• _Given task_
Transcribe every entry word for word, leaving out all images.

:: Data for this exercise ::

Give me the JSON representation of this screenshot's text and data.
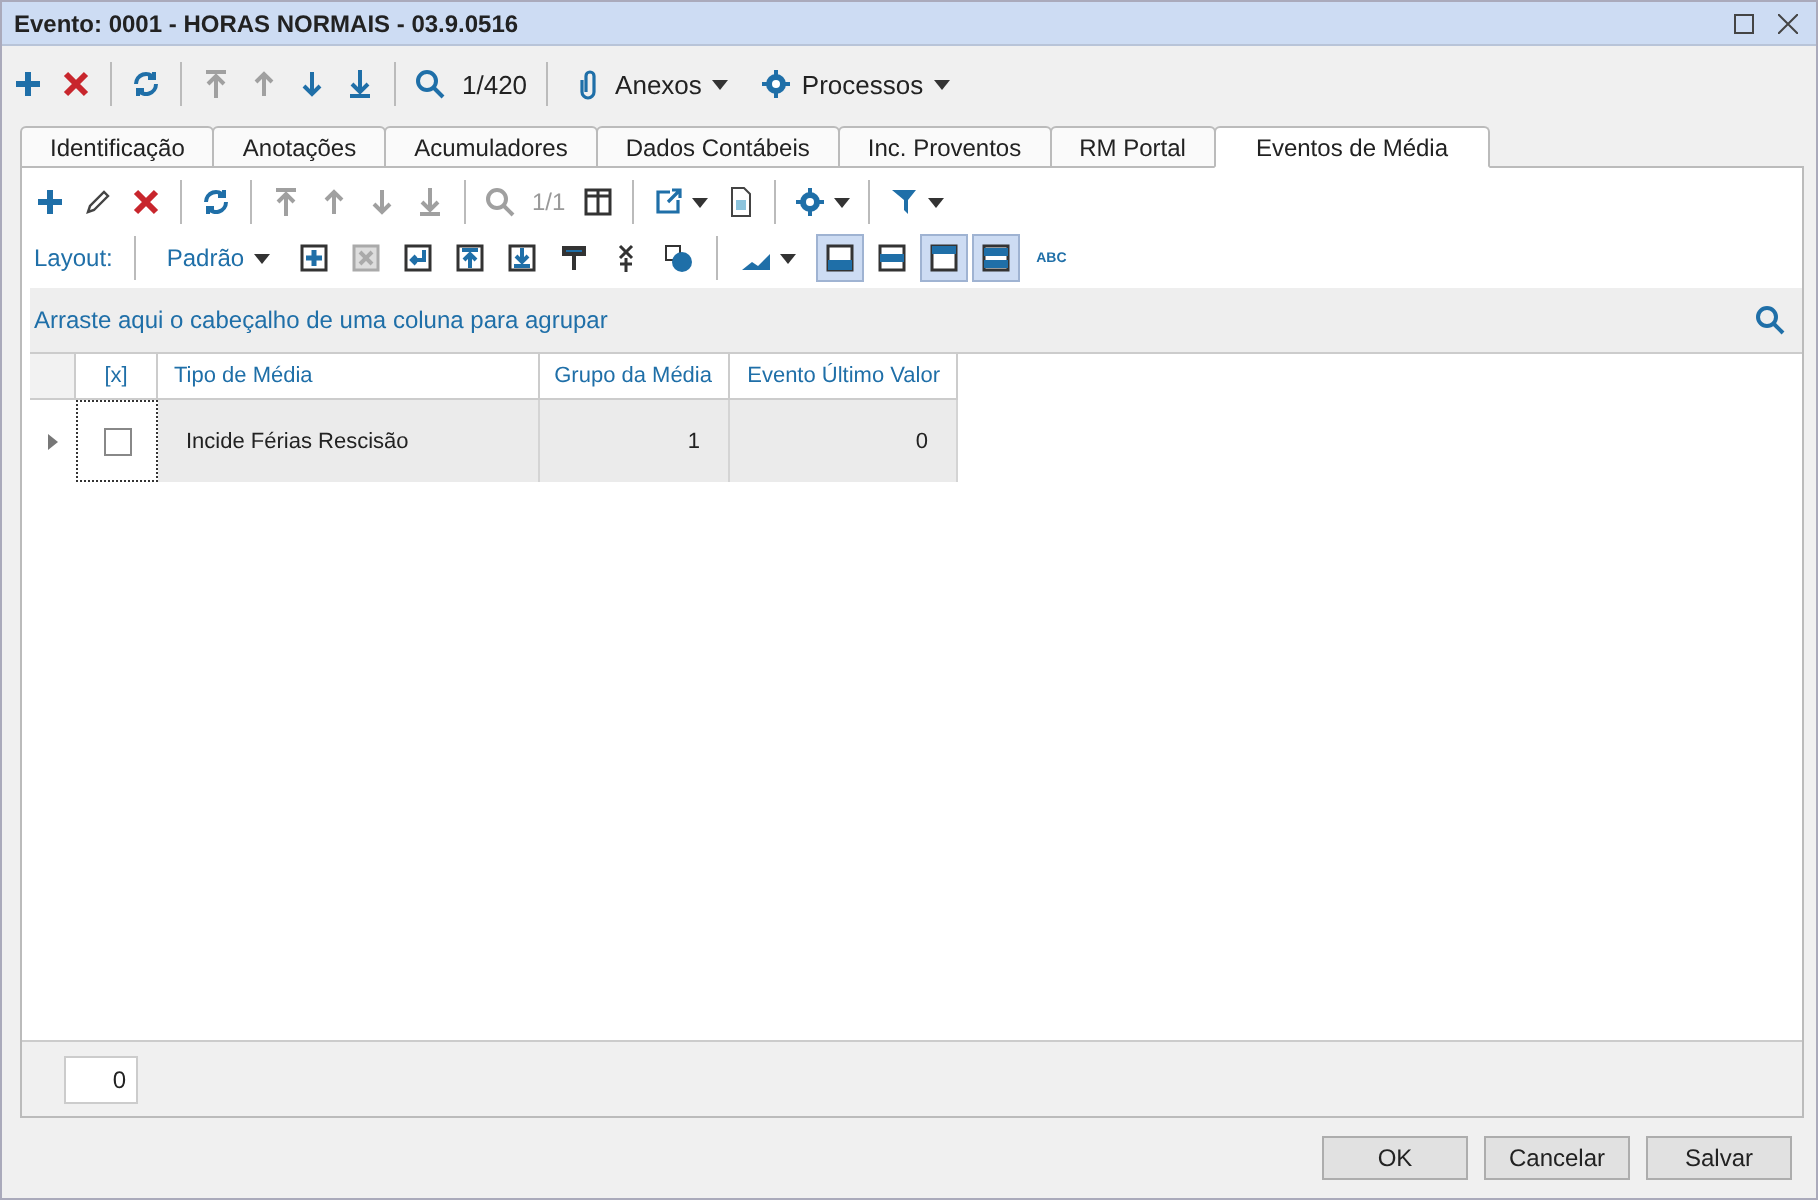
{
  "window": {
    "title": "Evento: 0001 - HORAS NORMAIS - 03.9.0516"
  },
  "toolbar": {
    "nav_buttons": [
      {
        "disabled": true
      },
      {
        "disabled": true
      },
      {
        "disabled": false
      },
      {
        "disabled": false
      }
    ],
    "search": {
      "disabled": false
    },
    "counter": {
      "text": "1/420",
      "disabled": false
    },
    "menus": [
      "Anexos",
      "Processos"
    ]
  },
  "tabs": [
    {
      "label": "Identificação",
      "selected": false
    },
    {
      "label": "Anotações",
      "selected": false
    },
    {
      "label": "Acumuladores",
      "selected": false
    },
    {
      "label": "Dados Contábeis",
      "selected": false
    },
    {
      "label": "Inc. Proventos",
      "selected": false
    },
    {
      "label": "RM Portal",
      "selected": false
    },
    {
      "label": "Eventos de Média",
      "selected": true
    }
  ],
  "grid_toolbar": {
    "nav_buttons": [
      {
        "disabled": true
      },
      {
        "disabled": true
      },
      {
        "disabled": true
      },
      {
        "disabled": true
      }
    ],
    "search": {
      "disabled": true
    },
    "counter": {
      "text": "1/1",
      "disabled": true
    }
  },
  "layout_toolbar": {
    "label": "Layout:",
    "preset": "Padrão",
    "delete_row": {
      "disabled": true
    },
    "toggles": [
      {
        "on": true
      },
      {
        "on": false
      },
      {
        "on": true
      },
      {
        "on": true
      }
    ],
    "spell": "ABC"
  },
  "group_panel": {
    "hint": "Arraste aqui o cabeçalho de uma coluna para agrupar"
  },
  "table": {
    "columns": [
      "[x]",
      "Tipo de Média",
      "Grupo da Média",
      "Evento Último Valor"
    ],
    "rows": [
      {
        "checked": false,
        "cells": [
          "",
          "Incide Férias Rescisão",
          "1",
          "0"
        ]
      }
    ]
  },
  "footer": {
    "count": "0"
  },
  "buttons": [
    "OK",
    "Cancelar",
    "Salvar"
  ]
}
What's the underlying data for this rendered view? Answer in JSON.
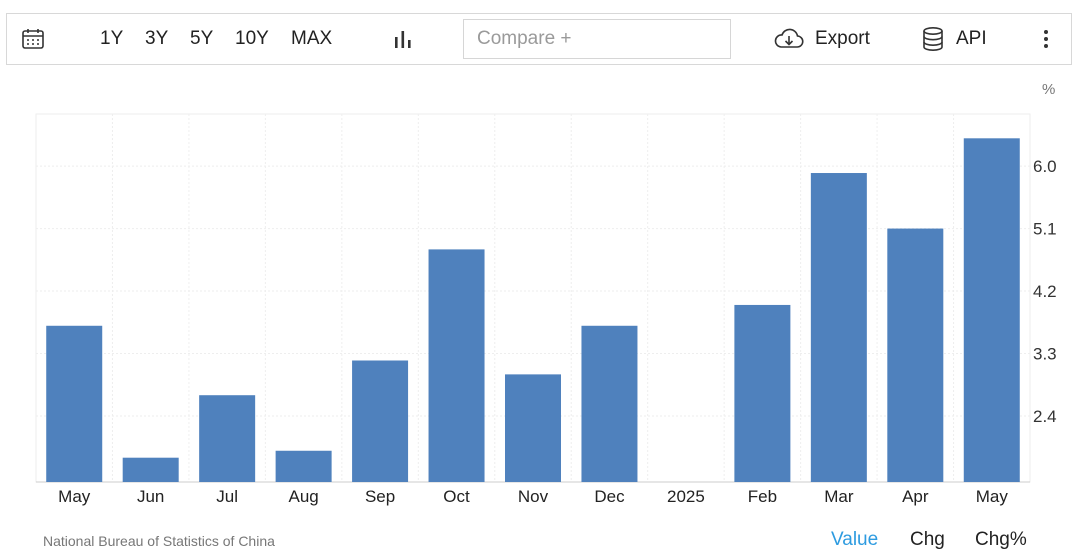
{
  "toolbar": {
    "icons": {
      "calendar": "calendar-icon",
      "chart_type": "bar-chart-icon",
      "export": "cloud-download-icon",
      "api": "database-icon",
      "more": "vertical-dots-icon"
    },
    "ranges": [
      "1Y",
      "3Y",
      "5Y",
      "10Y",
      "MAX"
    ],
    "compare_placeholder": "Compare +",
    "export_label": "Export",
    "api_label": "API"
  },
  "chart_data": {
    "type": "bar",
    "title": "",
    "categories": [
      "May",
      "Jun",
      "Jul",
      "Aug",
      "Sep",
      "Oct",
      "Nov",
      "Dec",
      "2025",
      "Feb",
      "Mar",
      "Apr",
      "May"
    ],
    "values": [
      3.7,
      1.8,
      2.7,
      1.9,
      3.2,
      4.8,
      3.0,
      3.7,
      null,
      4.0,
      5.9,
      5.1,
      6.4
    ],
    "unit": "%",
    "ylim": [
      1.45,
      6.75
    ],
    "yticks": [
      "2.4",
      "3.3",
      "4.2",
      "5.1",
      "6.0"
    ],
    "xlabel": "",
    "ylabel": "",
    "grid": true,
    "bar_color": "#4f81bd"
  },
  "footer": {
    "source": "National Bureau of Statistics of China",
    "tabs": [
      "Value",
      "Chg",
      "Chg%"
    ],
    "active_tab": "Value",
    "active_color": "#2d9be0"
  }
}
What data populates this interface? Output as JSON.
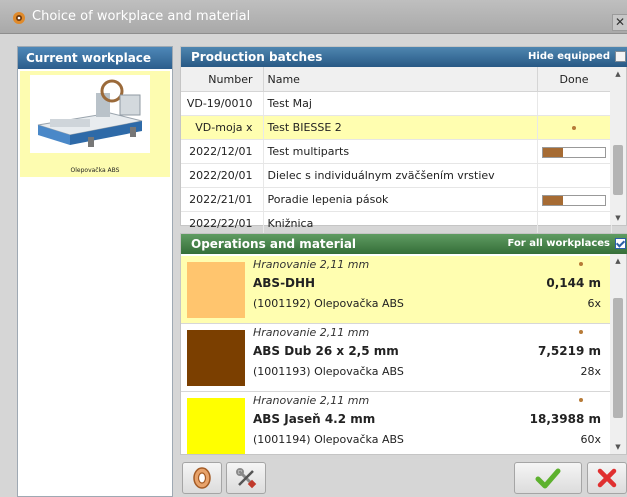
{
  "window": {
    "title": "Choice of workplace and material",
    "close_glyph": "✕"
  },
  "left": {
    "header": "Current workplace",
    "workplace": {
      "name": "Olepovačka ABS",
      "icon": "edgebander-machine-image"
    }
  },
  "batches": {
    "header": "Production batches",
    "hide_equipped_label": "Hide equipped",
    "hide_equipped_checked": false,
    "columns": [
      "Number",
      "Name",
      "Done"
    ],
    "rows": [
      {
        "number": "VD-19/0010",
        "name": "Test Maj",
        "done": "none",
        "progress": 0
      },
      {
        "number": "VD-moja x",
        "name": "Test BIESSE 2",
        "done": "dot",
        "progress": 0
      },
      {
        "number": "2022/12/01",
        "name": "Test multiparts",
        "done": "bar",
        "progress": 0.32
      },
      {
        "number": "2022/20/01",
        "name": "Dielec s individuálnym zväčšením vrstiev",
        "done": "none",
        "progress": 0
      },
      {
        "number": "2022/21/01",
        "name": "Poradie lepenia pások",
        "done": "bar",
        "progress": 0.32
      },
      {
        "number": "2022/22/01",
        "name": "Knižnica",
        "done": "none",
        "progress": 0
      }
    ]
  },
  "operations": {
    "header": "Operations and material",
    "for_all_label": "For all workplaces",
    "for_all_checked": true,
    "items": [
      {
        "subtitle": "Hranovanie 2,11 mm",
        "name": "ABS-DHH",
        "code": "(1001192)  Olepovačka ABS",
        "length": "0,144 m",
        "qty": "6x",
        "color": "#ffc56e"
      },
      {
        "subtitle": "Hranovanie 2,11 mm",
        "name": "ABS Dub 26 x 2,5 mm",
        "code": "(1001193)  Olepovačka ABS",
        "length": "7,5219 m",
        "qty": "28x",
        "color": "#7b3f00"
      },
      {
        "subtitle": "Hranovanie 2,11 mm",
        "name": "ABS Jaseň 4.2 mm",
        "code": "(1001194)  Olepovačka ABS",
        "length": "18,3988 m",
        "qty": "60x",
        "color": "#ffff00"
      }
    ]
  },
  "buttons": {
    "left": [
      "material-roll-icon",
      "tools-icon"
    ],
    "confirm": "check-icon",
    "cancel": "cancel-x-icon"
  }
}
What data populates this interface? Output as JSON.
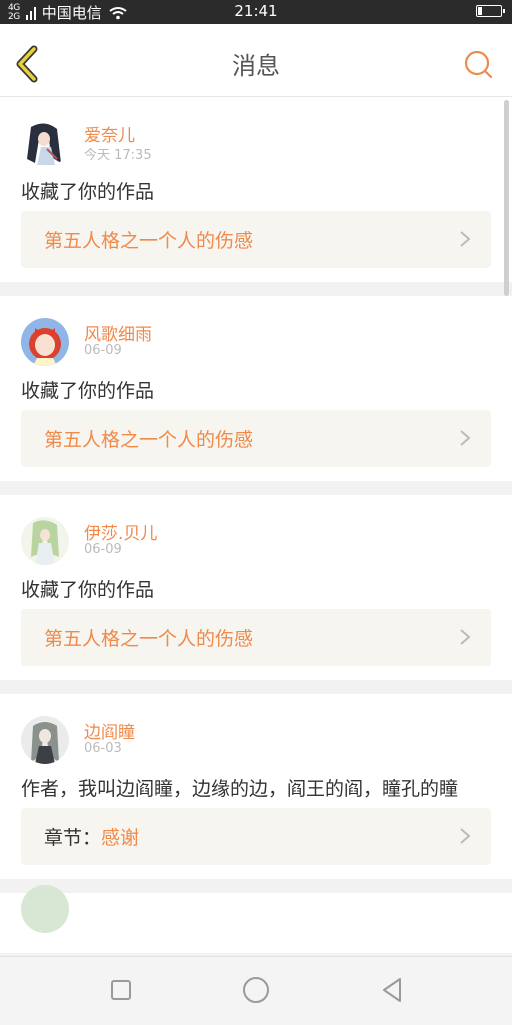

:::

• _Exercise result_
Give me the JSON representation of this screenshot's text and data.
{
  "window": {
    "title": "Evento: 0001 - HORAS NORMAIS - 03.9.0516"
  },
  "toolbar": {
    "nav_buttons": [
      {
        "disabled": true
      },
      {
        "disabled": true
      },
      {
        "disabled": false
      },
      {
        "disabled": false
      }
    ],
    "search": {
      "disabled": false
    },
    "counter": {
      "text": "1/420",
      "disabled": false
    },
    "menus": [
      "Anexos",
      "Processos"
    ]
  },
  "tabs": [
    {
      "label": "Identificação",
      "selected": false
    },
    {
      "label": "Anotações",
      "selected": false
    },
    {
      "label": "Acumuladores",
      "selected": false
    },
    {
      "label": "Dados Contábeis",
      "selected": false
    },
    {
      "label": "Inc. Proventos",
      "selected": false
    },
    {
      "label": "RM Portal",
      "selected": false
    },
    {
      "label": "Eventos de Média",
      "selected": true
    }
  ],
  "grid_toolbar": {
    "nav_buttons": [
      {
        "disabled": true
      },
      {
        "disabled": true
      },
      {
        "disabled": true
      },
      {
        "disabled": true
      }
    ],
    "search": {
      "disabled": true
    },
    "counter": {
      "text": "1/1",
      "disabled": true
    }
  },
  "layout_toolbar": {
    "label": "Layout:",
    "preset": "Padrão",
    "delete_row": {
      "disabled": true
    },
    "toggles": [
      {
        "on": true
      },
      {
        "on": false
      },
      {
        "on": true
      },
      {
        "on": true
      }
    ],
    "spell": "ABC"
  },
  "group_panel": {
    "hint": "Arraste aqui o cabeçalho de uma coluna para agrupar"
  },
  "table": {
    "columns": [
      "[x]",
      "Tipo de Média",
      "Grupo da Média",
      "Evento Último Valor"
    ],
    "rows": [
      {
        "checked": false,
        "cells": [
          "",
          "Incide Férias Rescisão",
          "1",
          "0"
        ]
      }
    ]
  },
  "footer": {
    "count": "0"
  },
  "buttons": [
    "OK",
    "Cancelar",
    "Salvar"
  ]
}
What's the underlying data for this rendered view? Answer in JSON.
{
  "toolbar": {
    "icons": {
      "calendar": "calendar-icon",
      "chart_type": "bar-chart-icon",
      "export": "cloud-download-icon",
      "api": "database-icon",
      "more": "vertical-dots-icon"
    },
    "ranges": [
      "1Y",
      "3Y",
      "5Y",
      "10Y",
      "MAX"
    ],
    "compare_placeholder": "Compare +",
    "export_label": "Export",
    "api_label": "API"
  },
  "chart_data": {
    "type": "bar",
    "title": "",
    "categories": [
      "May",
      "Jun",
      "Jul",
      "Aug",
      "Sep",
      "Oct",
      "Nov",
      "Dec",
      "2025",
      "Feb",
      "Mar",
      "Apr",
      "May"
    ],
    "values": [
      3.7,
      1.8,
      2.7,
      1.9,
      3.2,
      4.8,
      3.0,
      3.7,
      null,
      4.0,
      5.9,
      5.1,
      6.4
    ],
    "unit": "%",
    "ylim": [
      1.45,
      6.75
    ],
    "yticks": [
      "2.4",
      "3.3",
      "4.2",
      "5.1",
      "6.0"
    ],
    "xlabel": "",
    "ylabel": "",
    "grid": true,
    "bar_color": "#4f81bd"
  },
  "footer": {
    "source": "National Bureau of Statistics of China",
    "tabs": [
      "Value",
      "Chg",
      "Chg%"
    ],
    "active_tab": "Value",
    "active_color": "#2d9be0"
  }
}
What data populates this interface? Output as JSON.
{
  "window": {
    "title": "Choice of workplace and material",
    "close_glyph": "✕"
  },
  "left": {
    "header": "Current workplace",
    "workplace": {
      "name": "Olepovačka ABS",
      "icon": "edgebander-machine-image"
    }
  },
  "batches": {
    "header": "Production batches",
    "hide_equipped_label": "Hide equipped",
    "hide_equipped_checked": false,
    "columns": [
      "Number",
      "Name",
      "Done"
    ],
    "rows": [
      {
        "number": "VD-19/0010",
        "name": "Test Maj",
        "done": "none",
        "progress": 0
      },
      {
        "number": "VD-moja x",
        "name": "Test BIESSE 2",
        "done": "dot",
        "progress": 0
      },
      {
        "number": "2022/12/01",
        "name": "Test multiparts",
        "done": "bar",
        "progress": 0.32
      },
      {
        "number": "2022/20/01",
        "name": "Dielec s individuálnym zväčšením vrstiev",
        "done": "none",
        "progress": 0
      },
      {
        "number": "2022/21/01",
        "name": "Poradie lepenia pások",
        "done": "bar",
        "progress": 0.32
      },
      {
        "number": "2022/22/01",
        "name": "Knižnica",
        "done": "none",
        "progress": 0
      }
    ]
  },
  "operations": {
    "header": "Operations and material",
    "for_all_label": "For all workplaces",
    "for_all_checked": true,
    "items": [
      {
        "subtitle": "Hranovanie 2,11 mm",
        "name": "ABS-DHH",
        "code": "(1001192)  Olepovačka ABS",
        "length": "0,144 m",
        "qty": "6x",
        "color": "#ffc56e"
      },
      {
        "subtitle": "Hranovanie 2,11 mm",
        "name": "ABS Dub 26 x 2,5 mm",
        "code": "(1001193)  Olepovačka ABS",
        "length": "7,5219 m",
        "qty": "28x",
        "color": "#7b3f00"
      },
      {
        "subtitle": "Hranovanie 2,11 mm",
        "name": "ABS Jaseň 4.2 mm",
        "code": "(1001194)  Olepovačka ABS",
        "length": "18,3988 m",
        "qty": "60x",
        "color": "#ffff00"
      }
    ]
  },
  "buttons": {
    "left": [
      "material-roll-icon",
      "tools-icon"
    ],
    "confirm": "check-icon",
    "cancel": "cancel-x-icon"
  }
}
What data populates this interface? Output as JSON.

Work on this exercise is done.